EXTRAIT DU TEXTE:
•••••

Politique
Analyse

Le Pakistan dans l'incertitude après la chute d’Imran Khan et le retour du clan Sharif

Le nouveau Premier ministre pakistanais Shehbaz Sharif et son prédécesseur Imran Khan, tombé à l'issue d'un vote de défiance le 10 avril 2022. (Source : Times of News)
Le nouveau Premier ministre pakistanais Shehbaz Sharif et son prédécesseur Imran Khan, tombé à l'issue d'un vote de défiance le 10 avril 2022. (Source : Times of News)
Lâché par l’armée et en butte à une coalition hétéroclite de partis contre lui, Imran Khan a fini par chuter. L’ancienne gloire nationale du cricket est tombée au bout d’une ultime motion de censure le 10 avril dernier. Quel fut le rôle de l’armée dans cette disgrâce inédite au Pakistan ? Le pays peut-il sortir de l’incertitude politique ?
*En français dans le texte, selon les mots employés le 13 avril dans le quotidien pakistanais Dawn par un commentateur politique en vue.
Et « l’enfant terrible »* de la turbulente vie politique pakistanaise accepta enfin de quitter le pouvoir. Moins par souci de faire passer une stabilité intérieure déjà toute relative et les intérêts de la nation devant les siens que par défaut de soutien décisif.
Dans la nuit du 9 au 10 avril dernier, à l’issue du vote mouvementé, dans sa préparation comme dans sa mise en œuvre, d’une motion de censure déposée par l’opposition mettant un terme au gouvernement du Premier ministre Imran Khan, le 22e chef de gouvernement pakistanais a finalement dû – bien malgré lui – se résoudre à abandonner ses fonctions. Jusqu’au bout, il cria au complot ourdi depuis l’étranger – comprenez : depuis les États-Unis -, responsable selon lui de cette injuste disgrâce.

•••••

LIGNES DE DONNÉES:

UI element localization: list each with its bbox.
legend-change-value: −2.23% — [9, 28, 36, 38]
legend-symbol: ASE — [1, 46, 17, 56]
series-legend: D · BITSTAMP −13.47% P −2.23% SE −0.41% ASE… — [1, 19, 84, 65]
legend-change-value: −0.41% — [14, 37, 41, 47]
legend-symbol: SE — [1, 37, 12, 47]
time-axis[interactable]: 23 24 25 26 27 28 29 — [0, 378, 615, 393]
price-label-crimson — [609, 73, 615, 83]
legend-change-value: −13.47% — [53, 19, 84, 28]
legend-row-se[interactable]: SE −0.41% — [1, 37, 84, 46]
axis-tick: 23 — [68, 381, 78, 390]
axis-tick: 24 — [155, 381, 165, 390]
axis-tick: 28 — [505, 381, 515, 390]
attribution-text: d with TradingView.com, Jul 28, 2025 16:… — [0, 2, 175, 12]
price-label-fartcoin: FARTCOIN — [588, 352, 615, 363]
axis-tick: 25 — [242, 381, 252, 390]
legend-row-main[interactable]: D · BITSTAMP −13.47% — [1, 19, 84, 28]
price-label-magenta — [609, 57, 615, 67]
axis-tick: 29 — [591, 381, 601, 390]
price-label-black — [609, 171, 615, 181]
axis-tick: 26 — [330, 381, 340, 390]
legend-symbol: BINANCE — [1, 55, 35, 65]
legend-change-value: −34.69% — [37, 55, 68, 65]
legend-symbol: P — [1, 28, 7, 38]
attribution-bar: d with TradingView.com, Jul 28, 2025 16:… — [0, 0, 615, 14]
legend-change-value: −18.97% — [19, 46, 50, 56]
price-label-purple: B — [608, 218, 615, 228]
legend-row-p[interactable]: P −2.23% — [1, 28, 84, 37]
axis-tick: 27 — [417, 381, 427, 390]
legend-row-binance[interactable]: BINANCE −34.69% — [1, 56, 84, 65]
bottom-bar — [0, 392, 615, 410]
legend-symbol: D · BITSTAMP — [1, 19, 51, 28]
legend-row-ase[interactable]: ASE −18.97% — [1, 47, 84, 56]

•••••

DESCRIPTION DE L'EXERCICE: Extrayez de l'analyse sur la chute d'Imran Khan le passage qui va de « Le Pakistan dans » à « l’incertitude politique ? », sans y changer un mot.

CORRIGÉ DE L'EXERCICE:
Le Pakistan dans l'incertitude après la chute d’Imran Khan et le retour du clan Sharif

Le nouveau Premier ministre pakistanais Shehbaz Sharif et son prédécesseur Imran Khan, tombé à l'issue d'un vote de défiance le 10 avril 2022. (Source : Times of News)
Le nouveau Premier ministre pakistanais Shehbaz Sharif et son prédécesseur Imran Khan, tombé à l'issue d'un vote de défiance le 10 avril 2022. (Source : Times of News)
Lâché par l’armée et en butte à une coalition hétéroclite de partis contre lui, Imran Khan a fini par chuter. L’ancienne gloire nationale du cricket est tombée au bout d’une ultime motion de censure le 10 avril dernier. Quel fut le rôle de l’armée dans cette disgrâce inédite au Pakistan ? Le pays peut-il sortir de l’incertitude politique ?